In the following material, identify every line holding the string "области" and return it.

- **INFORMATION SUPPLIED**:
● ● ● ● ● ● ●
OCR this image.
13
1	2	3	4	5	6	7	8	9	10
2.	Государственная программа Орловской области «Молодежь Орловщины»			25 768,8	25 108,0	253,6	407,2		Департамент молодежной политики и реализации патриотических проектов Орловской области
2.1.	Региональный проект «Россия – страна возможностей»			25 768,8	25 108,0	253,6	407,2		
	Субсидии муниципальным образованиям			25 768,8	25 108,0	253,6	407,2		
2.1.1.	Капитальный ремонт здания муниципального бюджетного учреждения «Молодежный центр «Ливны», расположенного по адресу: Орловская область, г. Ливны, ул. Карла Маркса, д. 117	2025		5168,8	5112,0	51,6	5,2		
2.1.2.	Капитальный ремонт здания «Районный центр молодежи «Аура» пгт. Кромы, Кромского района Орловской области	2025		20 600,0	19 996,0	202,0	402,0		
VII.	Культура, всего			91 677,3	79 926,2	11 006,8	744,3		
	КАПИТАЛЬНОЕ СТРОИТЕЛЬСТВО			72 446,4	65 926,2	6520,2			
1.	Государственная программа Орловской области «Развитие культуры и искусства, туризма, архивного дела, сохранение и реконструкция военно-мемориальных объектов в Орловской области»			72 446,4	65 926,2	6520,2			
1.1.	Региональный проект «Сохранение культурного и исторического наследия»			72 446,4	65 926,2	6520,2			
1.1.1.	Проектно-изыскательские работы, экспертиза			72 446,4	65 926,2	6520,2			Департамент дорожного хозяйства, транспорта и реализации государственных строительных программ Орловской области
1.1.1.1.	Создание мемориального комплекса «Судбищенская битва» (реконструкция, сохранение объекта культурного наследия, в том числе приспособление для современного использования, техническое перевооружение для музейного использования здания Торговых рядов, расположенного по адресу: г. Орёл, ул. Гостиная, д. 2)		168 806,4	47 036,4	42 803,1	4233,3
● ● ● ● ● ● ●
- **WORKED ANSWER**:
2.	Государственная программа Орловской области «Молодежь Орловщины»			25 768,8	25 108,0	253,6	407,2		Департамент молодежной политики и реализации патриотических проектов Орловской области
2.1.2.	Капитальный ремонт здания «Районный центр молодежи «Аура» пгт. Кромы, Кромского района Орловской области	2025		20 600,0	19 996,0	202,0	402,0		
1.	Государственная программа Орловской области «Развитие культуры и искусства, туризма, архивного дела, сохранение и реконструкция военно-мемориальных объектов в Орловской области»			72 446,4	65 926,2	6520,2			
1.1.1.	Проектно-изыскательские работы, экспертиза			72 446,4	65 926,2	6520,2			Департамент дорожного хозяйства, транспорта и реализации государственных строительных программ Орловской области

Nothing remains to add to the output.